■ GOAL OF THE EXERCISE ■
Would you retype all of these records exactly?

■ DATA EXCERPTS ■
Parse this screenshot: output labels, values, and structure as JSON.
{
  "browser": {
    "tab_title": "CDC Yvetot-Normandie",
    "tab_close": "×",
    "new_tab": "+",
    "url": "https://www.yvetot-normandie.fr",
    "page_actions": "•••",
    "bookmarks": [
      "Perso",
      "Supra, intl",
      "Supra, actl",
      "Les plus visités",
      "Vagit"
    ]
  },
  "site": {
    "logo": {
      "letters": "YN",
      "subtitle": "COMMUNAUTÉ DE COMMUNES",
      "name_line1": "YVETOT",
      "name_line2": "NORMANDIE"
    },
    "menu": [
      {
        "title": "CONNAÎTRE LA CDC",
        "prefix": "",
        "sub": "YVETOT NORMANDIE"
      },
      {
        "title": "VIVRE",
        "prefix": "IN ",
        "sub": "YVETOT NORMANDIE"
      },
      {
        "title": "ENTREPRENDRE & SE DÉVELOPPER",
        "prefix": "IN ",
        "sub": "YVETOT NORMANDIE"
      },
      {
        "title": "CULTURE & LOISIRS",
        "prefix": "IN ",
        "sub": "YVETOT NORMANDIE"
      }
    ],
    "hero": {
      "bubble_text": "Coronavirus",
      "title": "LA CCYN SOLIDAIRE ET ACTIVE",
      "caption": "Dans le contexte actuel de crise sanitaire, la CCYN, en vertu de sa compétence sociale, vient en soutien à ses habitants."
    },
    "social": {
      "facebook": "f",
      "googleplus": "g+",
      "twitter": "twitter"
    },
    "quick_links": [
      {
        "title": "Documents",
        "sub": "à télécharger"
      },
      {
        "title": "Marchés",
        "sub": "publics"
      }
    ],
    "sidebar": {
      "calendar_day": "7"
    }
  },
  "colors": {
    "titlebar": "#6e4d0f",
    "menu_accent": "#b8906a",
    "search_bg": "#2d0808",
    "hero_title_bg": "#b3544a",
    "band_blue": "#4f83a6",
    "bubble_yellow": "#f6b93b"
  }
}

■ REPLY ■
Parse this screenshot: output labels, values, and structure as JSON.
{
  "browser": {
    "tab_title": "CDC Yvetot-Normandie",
    "tab_close": "×",
    "new_tab": "+",
    "url": "https://www.yvetot-normandie.fr",
    "page_actions": "•••",
    "bookmarks": [
      "Perso",
      "Supra, intl",
      "Supra, actl",
      "Les plus visités",
      "Vagit"
    ]
  },
  "site": {
    "logo": {
      "letters": "YN",
      "subtitle": "COMMUNAUTÉ DE COMMUNES",
      "name_line1": "YVETOT",
      "name_line2": "NORMANDIE"
    },
    "menu": [
      {
        "title": "CONNAÎTRE LA CDC",
        "prefix": "",
        "sub": "YVETOT NORMANDIE"
      },
      {
        "title": "VIVRE",
        "prefix": "IN ",
        "sub": "YVETOT NORMANDIE"
      },
      {
        "title": "ENTREPRENDRE & SE DÉVELOPPER",
        "prefix": "IN ",
        "sub": "YVETOT NORMANDIE"
      },
      {
        "title": "CULTURE & LOISIRS",
        "prefix": "IN ",
        "sub": "YVETOT NORMANDIE"
      }
    ],
    "hero": {
      "bubble_text": "Coronavirus",
      "title": "LA CCYN SOLIDAIRE ET ACTIVE",
      "caption": "Dans le contexte actuel de crise sanitaire, la CCYN, en vertu de sa compétence sociale, vient en soutien à ses habitants."
    },
    "social": {
      "facebook": "f",
      "googleplus": "g+",
      "twitter": "twitter"
    },
    "quick_links": [
      {
        "title": "Documents",
        "sub": "à télécharger"
      },
      {
        "title": "Marchés",
        "sub": "publics"
      }
    ],
    "sidebar": {
      "calendar_day": "7"
    }
  },
  "colors": {
    "titlebar": "#6e4d0f",
    "menu_accent": "#b8906a",
    "search_bg": "#2d0808",
    "hero_title_bg": "#b3544a",
    "band_blue": "#4f83a6",
    "bubble_yellow": "#f6b93b"
  }
}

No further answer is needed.